_Written problem_
Below are some entries; can you quote all of them exactly?
[Begin]
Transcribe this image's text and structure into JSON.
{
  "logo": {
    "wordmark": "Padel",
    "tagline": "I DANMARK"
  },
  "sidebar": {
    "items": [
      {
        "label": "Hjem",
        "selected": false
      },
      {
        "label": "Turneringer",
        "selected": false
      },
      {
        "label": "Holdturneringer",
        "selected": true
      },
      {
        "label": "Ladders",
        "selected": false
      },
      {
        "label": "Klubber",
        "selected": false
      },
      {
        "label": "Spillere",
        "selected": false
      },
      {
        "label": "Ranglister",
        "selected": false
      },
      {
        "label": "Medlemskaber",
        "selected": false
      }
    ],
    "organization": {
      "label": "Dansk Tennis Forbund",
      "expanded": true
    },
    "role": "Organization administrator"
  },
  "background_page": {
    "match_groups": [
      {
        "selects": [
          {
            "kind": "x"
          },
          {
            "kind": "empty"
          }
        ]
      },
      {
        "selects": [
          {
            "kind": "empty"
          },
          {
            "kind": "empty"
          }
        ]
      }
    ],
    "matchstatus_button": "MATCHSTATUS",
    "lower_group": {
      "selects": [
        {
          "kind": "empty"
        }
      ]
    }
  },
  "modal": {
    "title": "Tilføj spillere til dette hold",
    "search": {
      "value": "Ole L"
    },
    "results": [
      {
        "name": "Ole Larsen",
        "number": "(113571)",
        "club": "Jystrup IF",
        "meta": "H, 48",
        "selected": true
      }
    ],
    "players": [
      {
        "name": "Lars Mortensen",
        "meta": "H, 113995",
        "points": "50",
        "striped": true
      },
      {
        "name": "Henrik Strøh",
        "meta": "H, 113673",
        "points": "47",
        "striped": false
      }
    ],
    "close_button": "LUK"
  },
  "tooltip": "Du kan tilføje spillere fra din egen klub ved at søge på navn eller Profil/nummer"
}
[End]
_Answer to the problem_
Transcribe this image's text and structure into JSON.
{
  "logo": {
    "wordmark": "Padel",
    "tagline": "I DANMARK"
  },
  "sidebar": {
    "items": [
      {
        "label": "Hjem",
        "selected": false
      },
      {
        "label": "Turneringer",
        "selected": false
      },
      {
        "label": "Holdturneringer",
        "selected": true
      },
      {
        "label": "Ladders",
        "selected": false
      },
      {
        "label": "Klubber",
        "selected": false
      },
      {
        "label": "Spillere",
        "selected": false
      },
      {
        "label": "Ranglister",
        "selected": false
      },
      {
        "label": "Medlemskaber",
        "selected": false
      }
    ],
    "organization": {
      "label": "Dansk Tennis Forbund",
      "expanded": true
    },
    "role": "Organization administrator"
  },
  "background_page": {
    "match_groups": [
      {
        "selects": [
          {
            "kind": "x"
          },
          {
            "kind": "empty"
          }
        ]
      },
      {
        "selects": [
          {
            "kind": "empty"
          },
          {
            "kind": "empty"
          }
        ]
      }
    ],
    "matchstatus_button": "MATCHSTATUS",
    "lower_group": {
      "selects": [
        {
          "kind": "empty"
        }
      ]
    }
  },
  "modal": {
    "title": "Tilføj spillere til dette hold",
    "search": {
      "value": "Ole L"
    },
    "results": [
      {
        "name": "Ole Larsen",
        "number": "(113571)",
        "club": "Jystrup IF",
        "meta": "H, 48",
        "selected": true
      }
    ],
    "players": [
      {
        "name": "Lars Mortensen",
        "meta": "H, 113995",
        "points": "50",
        "striped": true
      },
      {
        "name": "Henrik Strøh",
        "meta": "H, 113673",
        "points": "47",
        "striped": false
      }
    ],
    "close_button": "LUK"
  },
  "tooltip": "Du kan tilføje spillere fra din egen klub ved at søge på navn eller Profil/nummer"
}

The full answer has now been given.